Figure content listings
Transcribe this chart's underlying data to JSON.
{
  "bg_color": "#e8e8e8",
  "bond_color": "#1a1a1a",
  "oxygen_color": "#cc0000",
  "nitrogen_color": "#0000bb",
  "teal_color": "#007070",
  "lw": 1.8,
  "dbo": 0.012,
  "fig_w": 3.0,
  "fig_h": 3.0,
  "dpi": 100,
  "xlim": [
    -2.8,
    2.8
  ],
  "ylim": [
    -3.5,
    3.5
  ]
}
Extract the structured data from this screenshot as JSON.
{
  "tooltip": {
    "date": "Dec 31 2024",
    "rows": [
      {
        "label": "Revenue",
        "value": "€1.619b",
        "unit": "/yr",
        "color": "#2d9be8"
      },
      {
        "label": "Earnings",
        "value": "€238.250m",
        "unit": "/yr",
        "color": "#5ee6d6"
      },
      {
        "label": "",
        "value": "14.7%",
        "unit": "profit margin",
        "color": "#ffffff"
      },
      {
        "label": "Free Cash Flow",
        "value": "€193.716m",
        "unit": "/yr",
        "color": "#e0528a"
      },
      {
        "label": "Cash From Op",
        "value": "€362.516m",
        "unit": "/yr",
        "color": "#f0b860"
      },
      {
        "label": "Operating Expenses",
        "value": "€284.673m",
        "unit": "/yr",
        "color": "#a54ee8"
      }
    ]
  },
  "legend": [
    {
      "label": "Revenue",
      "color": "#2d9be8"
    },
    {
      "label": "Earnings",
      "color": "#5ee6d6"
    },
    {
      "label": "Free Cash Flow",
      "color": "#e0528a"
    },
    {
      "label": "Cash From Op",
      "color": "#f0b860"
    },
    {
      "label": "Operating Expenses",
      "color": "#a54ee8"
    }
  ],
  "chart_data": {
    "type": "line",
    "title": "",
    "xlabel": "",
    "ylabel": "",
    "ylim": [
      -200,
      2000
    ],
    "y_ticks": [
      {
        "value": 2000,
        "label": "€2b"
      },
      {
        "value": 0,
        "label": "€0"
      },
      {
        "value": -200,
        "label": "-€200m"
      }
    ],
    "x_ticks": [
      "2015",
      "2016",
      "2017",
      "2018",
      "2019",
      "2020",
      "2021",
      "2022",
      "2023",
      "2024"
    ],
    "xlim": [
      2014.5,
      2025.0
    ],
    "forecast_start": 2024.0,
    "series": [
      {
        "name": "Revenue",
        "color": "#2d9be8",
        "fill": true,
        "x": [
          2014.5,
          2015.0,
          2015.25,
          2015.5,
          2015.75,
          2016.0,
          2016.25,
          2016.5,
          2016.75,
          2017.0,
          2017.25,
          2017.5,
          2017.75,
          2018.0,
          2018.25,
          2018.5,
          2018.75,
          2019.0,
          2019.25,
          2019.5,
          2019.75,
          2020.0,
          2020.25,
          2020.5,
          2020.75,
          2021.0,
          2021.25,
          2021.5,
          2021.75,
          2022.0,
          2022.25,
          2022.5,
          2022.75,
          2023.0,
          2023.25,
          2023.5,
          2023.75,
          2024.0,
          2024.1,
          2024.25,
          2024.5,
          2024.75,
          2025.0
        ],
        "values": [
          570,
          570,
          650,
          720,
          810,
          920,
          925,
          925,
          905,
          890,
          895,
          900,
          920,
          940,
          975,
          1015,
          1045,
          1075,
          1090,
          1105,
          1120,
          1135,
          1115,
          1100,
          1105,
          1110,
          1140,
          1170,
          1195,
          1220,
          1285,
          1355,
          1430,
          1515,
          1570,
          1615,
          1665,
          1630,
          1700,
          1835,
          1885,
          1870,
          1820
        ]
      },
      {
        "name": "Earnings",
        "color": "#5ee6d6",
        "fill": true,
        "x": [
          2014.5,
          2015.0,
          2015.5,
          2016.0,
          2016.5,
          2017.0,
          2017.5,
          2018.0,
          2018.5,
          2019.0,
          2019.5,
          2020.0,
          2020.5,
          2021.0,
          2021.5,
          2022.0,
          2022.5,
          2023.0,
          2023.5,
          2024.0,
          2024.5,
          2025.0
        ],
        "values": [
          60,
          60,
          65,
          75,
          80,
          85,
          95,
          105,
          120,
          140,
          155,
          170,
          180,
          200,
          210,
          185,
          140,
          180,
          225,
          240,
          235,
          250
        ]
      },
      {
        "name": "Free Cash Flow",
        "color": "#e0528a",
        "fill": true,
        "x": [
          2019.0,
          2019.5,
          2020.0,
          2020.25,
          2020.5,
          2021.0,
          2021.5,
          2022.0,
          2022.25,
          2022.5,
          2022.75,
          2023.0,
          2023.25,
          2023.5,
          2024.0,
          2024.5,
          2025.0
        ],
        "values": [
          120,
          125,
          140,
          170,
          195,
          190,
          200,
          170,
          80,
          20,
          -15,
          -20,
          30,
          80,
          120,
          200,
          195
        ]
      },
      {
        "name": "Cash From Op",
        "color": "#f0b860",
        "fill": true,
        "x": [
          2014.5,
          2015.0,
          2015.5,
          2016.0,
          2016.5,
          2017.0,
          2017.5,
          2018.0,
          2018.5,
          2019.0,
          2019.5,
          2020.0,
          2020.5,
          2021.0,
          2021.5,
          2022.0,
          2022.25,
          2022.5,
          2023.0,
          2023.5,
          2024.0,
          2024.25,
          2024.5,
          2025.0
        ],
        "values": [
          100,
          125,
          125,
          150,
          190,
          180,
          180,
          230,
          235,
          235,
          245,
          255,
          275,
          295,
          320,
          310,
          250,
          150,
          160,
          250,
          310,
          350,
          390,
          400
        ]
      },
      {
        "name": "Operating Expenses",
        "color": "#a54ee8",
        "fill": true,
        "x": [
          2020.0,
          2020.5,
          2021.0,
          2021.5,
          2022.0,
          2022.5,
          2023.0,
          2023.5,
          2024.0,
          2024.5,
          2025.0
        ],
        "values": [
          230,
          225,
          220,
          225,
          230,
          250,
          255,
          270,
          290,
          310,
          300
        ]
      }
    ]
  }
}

● Short problem
In the listing above, find the lines holding the word "Cash" and copy them.

● Full response
        "label": "Free Cash Flow",
        "label": "Cash From Op",
      "label": "Free Cash Flow",
      "label": "Cash From Op",
        "name": "Free Cash Flow",
        "name": "Cash From Op",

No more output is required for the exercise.